Please put every line of the material below into a Markdown table with the columns "Row" and "Line". Number the rows and leave out blank lines.

▼

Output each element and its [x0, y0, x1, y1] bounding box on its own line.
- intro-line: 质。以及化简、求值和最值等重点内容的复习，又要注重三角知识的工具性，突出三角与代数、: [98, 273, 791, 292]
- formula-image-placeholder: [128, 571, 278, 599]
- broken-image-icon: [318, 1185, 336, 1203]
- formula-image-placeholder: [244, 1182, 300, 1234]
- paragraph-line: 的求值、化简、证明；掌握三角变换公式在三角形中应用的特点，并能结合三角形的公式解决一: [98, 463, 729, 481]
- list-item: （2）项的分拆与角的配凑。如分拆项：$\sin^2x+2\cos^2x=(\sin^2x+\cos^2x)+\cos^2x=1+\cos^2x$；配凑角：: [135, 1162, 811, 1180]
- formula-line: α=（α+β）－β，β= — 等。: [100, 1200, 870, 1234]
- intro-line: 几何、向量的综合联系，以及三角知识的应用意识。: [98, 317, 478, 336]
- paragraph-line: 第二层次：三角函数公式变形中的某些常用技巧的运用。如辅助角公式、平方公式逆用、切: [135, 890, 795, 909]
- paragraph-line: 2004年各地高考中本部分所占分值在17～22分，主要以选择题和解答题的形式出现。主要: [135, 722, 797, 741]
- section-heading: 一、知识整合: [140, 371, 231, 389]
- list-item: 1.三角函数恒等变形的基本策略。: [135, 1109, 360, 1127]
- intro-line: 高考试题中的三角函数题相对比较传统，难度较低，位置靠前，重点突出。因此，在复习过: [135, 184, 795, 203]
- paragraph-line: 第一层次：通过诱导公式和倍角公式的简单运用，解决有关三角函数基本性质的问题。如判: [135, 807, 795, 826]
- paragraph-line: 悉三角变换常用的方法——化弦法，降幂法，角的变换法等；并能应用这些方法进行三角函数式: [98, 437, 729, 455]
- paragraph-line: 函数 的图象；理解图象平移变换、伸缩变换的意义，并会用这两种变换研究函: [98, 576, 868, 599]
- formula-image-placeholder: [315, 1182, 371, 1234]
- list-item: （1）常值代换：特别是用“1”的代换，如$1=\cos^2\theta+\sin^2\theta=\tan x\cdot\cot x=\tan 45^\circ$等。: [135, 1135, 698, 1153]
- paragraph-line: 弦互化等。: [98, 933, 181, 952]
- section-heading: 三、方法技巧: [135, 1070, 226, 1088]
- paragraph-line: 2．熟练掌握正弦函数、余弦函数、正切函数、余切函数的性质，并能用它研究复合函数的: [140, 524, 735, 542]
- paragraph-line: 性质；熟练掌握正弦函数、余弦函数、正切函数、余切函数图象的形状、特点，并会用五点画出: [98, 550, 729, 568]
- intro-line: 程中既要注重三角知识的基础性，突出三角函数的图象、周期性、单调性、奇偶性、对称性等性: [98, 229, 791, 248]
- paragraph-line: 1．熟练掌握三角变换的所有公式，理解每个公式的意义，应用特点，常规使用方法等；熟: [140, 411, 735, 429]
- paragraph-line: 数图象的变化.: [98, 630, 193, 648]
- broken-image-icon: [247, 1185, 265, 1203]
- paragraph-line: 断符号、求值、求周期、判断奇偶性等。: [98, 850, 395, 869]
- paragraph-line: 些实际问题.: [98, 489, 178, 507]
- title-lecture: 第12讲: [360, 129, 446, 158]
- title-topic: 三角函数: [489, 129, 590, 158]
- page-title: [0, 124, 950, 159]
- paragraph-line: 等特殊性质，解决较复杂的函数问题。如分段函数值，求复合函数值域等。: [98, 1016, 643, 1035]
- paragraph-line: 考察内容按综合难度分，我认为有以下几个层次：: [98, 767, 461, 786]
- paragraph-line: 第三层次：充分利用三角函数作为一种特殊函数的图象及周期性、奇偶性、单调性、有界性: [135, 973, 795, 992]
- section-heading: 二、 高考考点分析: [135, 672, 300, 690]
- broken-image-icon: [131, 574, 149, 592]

▲

SOLVED PROBLEM –
| Row | Line |
|---|---|
| 1 | Output each element and its [x0, y0, x1, y1] bounding box on its own line. |
| 2 | - intro-line: 质。以及化简、求值和最值等重点内容的复习，又要注重三角知识的工具性，突出三角与代数、: [98, 273, 791, 292] |
| 3 | - formula-image-placeholder: [128, 571, 278, 599] |
| 4 | - broken-image-icon: [318, 1185, 336, 1203] |
| 5 | - formula-image-placeholder: [244, 1182, 300, 1234] |
| 6 | - paragraph-line: 的求值、化简、证明；掌握三角变换公式在三角形中应用的特点，并能结合三角形的公式解决一: [98, 463, 729, 481] |
| 7 | - list-item: （2）项的分拆与角的配凑。如分拆项：$\sin^2x+2\cos^2x=(\sin^2x+\cos^2x)+\cos^2x=1+\cos^2x$；配凑角：: [135, 1162, 811, 1180] |
| 8 | - formula-line: α=（α+β）－β，β= — 等。: [100, 1200, 870, 1234] |
| 9 | - intro-line: 几何、向量的综合联系，以及三角知识的应用意识。: [98, 317, 478, 336] |
| 10 | - paragraph-line: 第二层次：三角函数公式变形中的某些常用技巧的运用。如辅助角公式、平方公式逆用、切: [135, 890, 795, 909] |
| 11 | - paragraph-line: 2004年各地高考中本部分所占分值在17～22分，主要以选择题和解答题的形式出现。主要: [135, 722, 797, 741] |
| 12 | - section-heading: 一、知识整合: [140, 371, 231, 389] |
| 13 | - list-item: 1.三角函数恒等变形的基本策略。: [135, 1109, 360, 1127] |
| 14 | - intro-line: 高考试题中的三角函数题相对比较传统，难度较低，位置靠前，重点突出。因此，在复习过: [135, 184, 795, 203] |
| 15 | - paragraph-line: 第一层次：通过诱导公式和倍角公式的简单运用，解决有关三角函数基本性质的问题。如判: [135, 807, 795, 826] |
| 16 | - paragraph-line: 悉三角变换常用的方法——化弦法，降幂法，角的变换法等；并能应用这些方法进行三角函数式: [98, 437, 729, 455] |
| 17 | - paragraph-line: 函数 的图象；理解图象平移变换、伸缩变换的意义，并会用这两种变换研究函: [98, 576, 868, 599] |
| 18 | - formula-image-placeholder: [315, 1182, 371, 1234] |
| 19 | - list-item: （1）常值代换：特别是用“1”的代换，如$1=\cos^2\theta+\sin^2\theta=\tan x\cdot\cot x=\tan 45^\circ$等。: [135, 1135, 698, 1153] |
| 20 | - paragraph-line: 弦互化等。: [98, 933, 181, 952] |
| 21 | - section-heading: 三、方法技巧: [135, 1070, 226, 1088] |
| 22 | - paragraph-line: 2．熟练掌握正弦函数、余弦函数、正切函数、余切函数的性质，并能用它研究复合函数的: [140, 524, 735, 542] |
| 23 | - paragraph-line: 性质；熟练掌握正弦函数、余弦函数、正切函数、余切函数图象的形状、特点，并会用五点画出: [98, 550, 729, 568] |
| 24 | - intro-line: 程中既要注重三角知识的基础性，突出三角函数的图象、周期性、单调性、奇偶性、对称性等性: [98, 229, 791, 248] |
| 25 | - paragraph-line: 1．熟练掌握三角变换的所有公式，理解每个公式的意义，应用特点，常规使用方法等；熟: [140, 411, 735, 429] |
| 26 | - paragraph-line: 数图象的变化.: [98, 630, 193, 648] |
| 27 | - broken-image-icon: [247, 1185, 265, 1203] |
| 28 | - paragraph-line: 断符号、求值、求周期、判断奇偶性等。: [98, 850, 395, 869] |
| 29 | - paragraph-line: 些实际问题.: [98, 489, 178, 507] |
| 30 | - title-lecture: 第12讲: [360, 129, 446, 158] |
| 31 | - title-topic: 三角函数: [489, 129, 590, 158] |
| 32 | - page-title: [0, 124, 950, 159] |
| 33 | - paragraph-line: 等特殊性质，解决较复杂的函数问题。如分段函数值，求复合函数值域等。: [98, 1016, 643, 1035] |
| 34 | - paragraph-line: 考察内容按综合难度分，我认为有以下几个层次：: [98, 767, 461, 786] |
| 35 | - paragraph-line: 第三层次：充分利用三角函数作为一种特殊函数的图象及周期性、奇偶性、单调性、有界性: [135, 973, 795, 992] |
| 36 | - section-heading: 二、 高考考点分析: [135, 672, 300, 690] |
| 37 | - broken-image-icon: [131, 574, 149, 592] |